**Recorded data**

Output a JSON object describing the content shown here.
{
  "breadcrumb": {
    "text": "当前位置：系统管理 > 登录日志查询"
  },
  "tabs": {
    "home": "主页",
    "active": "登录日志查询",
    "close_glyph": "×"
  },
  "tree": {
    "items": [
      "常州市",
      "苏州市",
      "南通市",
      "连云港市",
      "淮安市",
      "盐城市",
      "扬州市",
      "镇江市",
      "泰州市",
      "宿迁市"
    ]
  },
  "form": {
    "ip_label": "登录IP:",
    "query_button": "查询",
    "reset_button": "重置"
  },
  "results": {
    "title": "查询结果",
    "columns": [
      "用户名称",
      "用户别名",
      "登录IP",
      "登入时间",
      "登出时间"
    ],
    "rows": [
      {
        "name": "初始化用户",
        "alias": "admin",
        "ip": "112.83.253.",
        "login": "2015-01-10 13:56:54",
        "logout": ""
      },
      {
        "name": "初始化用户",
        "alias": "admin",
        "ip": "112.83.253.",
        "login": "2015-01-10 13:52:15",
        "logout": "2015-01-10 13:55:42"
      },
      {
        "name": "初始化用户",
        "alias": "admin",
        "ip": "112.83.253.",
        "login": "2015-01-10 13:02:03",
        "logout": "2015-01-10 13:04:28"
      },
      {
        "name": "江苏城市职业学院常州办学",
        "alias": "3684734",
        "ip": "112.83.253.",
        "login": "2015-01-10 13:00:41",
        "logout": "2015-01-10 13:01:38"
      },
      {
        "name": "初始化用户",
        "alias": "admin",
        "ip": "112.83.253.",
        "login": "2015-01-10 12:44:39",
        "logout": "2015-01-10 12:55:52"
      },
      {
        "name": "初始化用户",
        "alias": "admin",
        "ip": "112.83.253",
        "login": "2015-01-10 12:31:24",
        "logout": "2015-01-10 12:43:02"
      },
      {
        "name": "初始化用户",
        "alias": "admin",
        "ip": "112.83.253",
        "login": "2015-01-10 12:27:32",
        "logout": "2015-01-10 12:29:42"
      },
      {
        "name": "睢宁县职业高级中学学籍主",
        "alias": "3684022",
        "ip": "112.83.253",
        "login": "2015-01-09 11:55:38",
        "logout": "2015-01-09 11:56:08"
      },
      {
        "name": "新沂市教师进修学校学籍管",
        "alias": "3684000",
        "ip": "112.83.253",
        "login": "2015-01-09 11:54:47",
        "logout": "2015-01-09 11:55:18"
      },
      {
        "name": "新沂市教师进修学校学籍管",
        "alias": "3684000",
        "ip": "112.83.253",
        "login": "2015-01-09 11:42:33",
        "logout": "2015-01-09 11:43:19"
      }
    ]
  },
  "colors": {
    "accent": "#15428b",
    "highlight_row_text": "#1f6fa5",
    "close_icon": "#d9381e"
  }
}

**Stated task**
Which lines hold the string "login"? List them all.

**Written answer**
        "login": "2015-01-10 13:56:54",
        "login": "2015-01-10 13:52:15",
        "login": "2015-01-10 13:02:03",
        "login": "2015-01-10 13:00:41",
        "login": "2015-01-10 12:44:39",
        "login": "2015-01-10 12:31:24",
        "login": "2015-01-10 12:27:32",
        "login": "2015-01-09 11:55:38",
        "login": "2015-01-09 11:54:47",
        "login": "2015-01-09 11:42:33",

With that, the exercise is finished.